What you have to do - Images embedded in the records are excluded; print everything else exactly as given.

Task input -
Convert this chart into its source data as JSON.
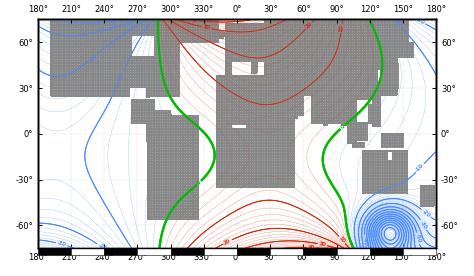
{
  "lon_min": -180,
  "lon_max": 180,
  "lat_min": -75,
  "lat_max": 75,
  "xticks": [
    -180,
    -150,
    -120,
    -90,
    -60,
    -30,
    0,
    30,
    60,
    90,
    120,
    150,
    180
  ],
  "xtick_labels": [
    "180°",
    "210°",
    "240°",
    "270°",
    "300°",
    "330°",
    "0°",
    "30°",
    "60°",
    "90°",
    "120°",
    "150°",
    "180°"
  ],
  "yticks": [
    -60,
    -30,
    0,
    30,
    60
  ],
  "ytick_labels": [
    "-60°",
    "-30°",
    "0°",
    "30°",
    "60°"
  ],
  "neg_color": "#4488ff",
  "zero_color": "#00bb00",
  "pos_color": "#dd2200",
  "land_color": "#888888",
  "bg_color": "#ffffff",
  "grid_color": "#aaaaaa",
  "tick_fontsize": 6,
  "figsize": [
    4.74,
    2.76
  ],
  "dpi": 100
}
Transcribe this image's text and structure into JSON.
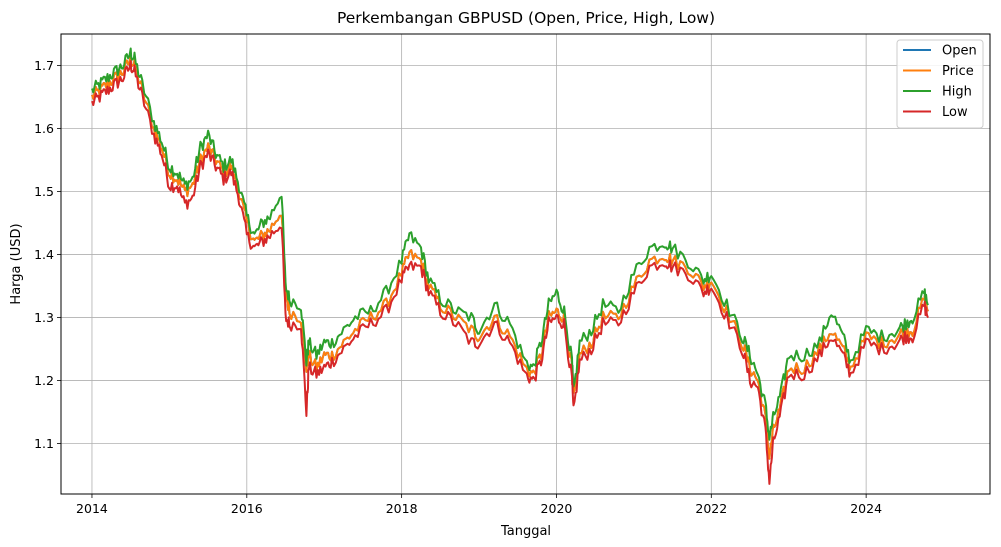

Task solution -
Convert this chart into its source data as JSON.
{
  "lon_min": -180,
  "lon_max": 180,
  "lat_min": -75,
  "lat_max": 75,
  "xticks": [
    -180,
    -150,
    -120,
    -90,
    -60,
    -30,
    0,
    30,
    60,
    90,
    120,
    150,
    180
  ],
  "xtick_labels": [
    "180°",
    "210°",
    "240°",
    "270°",
    "300°",
    "330°",
    "0°",
    "30°",
    "60°",
    "90°",
    "120°",
    "150°",
    "180°"
  ],
  "yticks": [
    -60,
    -30,
    0,
    30,
    60
  ],
  "ytick_labels": [
    "-60°",
    "-30°",
    "0°",
    "30°",
    "60°"
  ],
  "neg_color": "#4488ff",
  "zero_color": "#00bb00",
  "pos_color": "#dd2200",
  "land_color": "#888888",
  "bg_color": "#ffffff",
  "grid_color": "#aaaaaa",
  "tick_fontsize": 6,
  "figsize": [
    4.74,
    2.76
  ],
  "dpi": 100
}
Transcribe this image's text and structure into JSON.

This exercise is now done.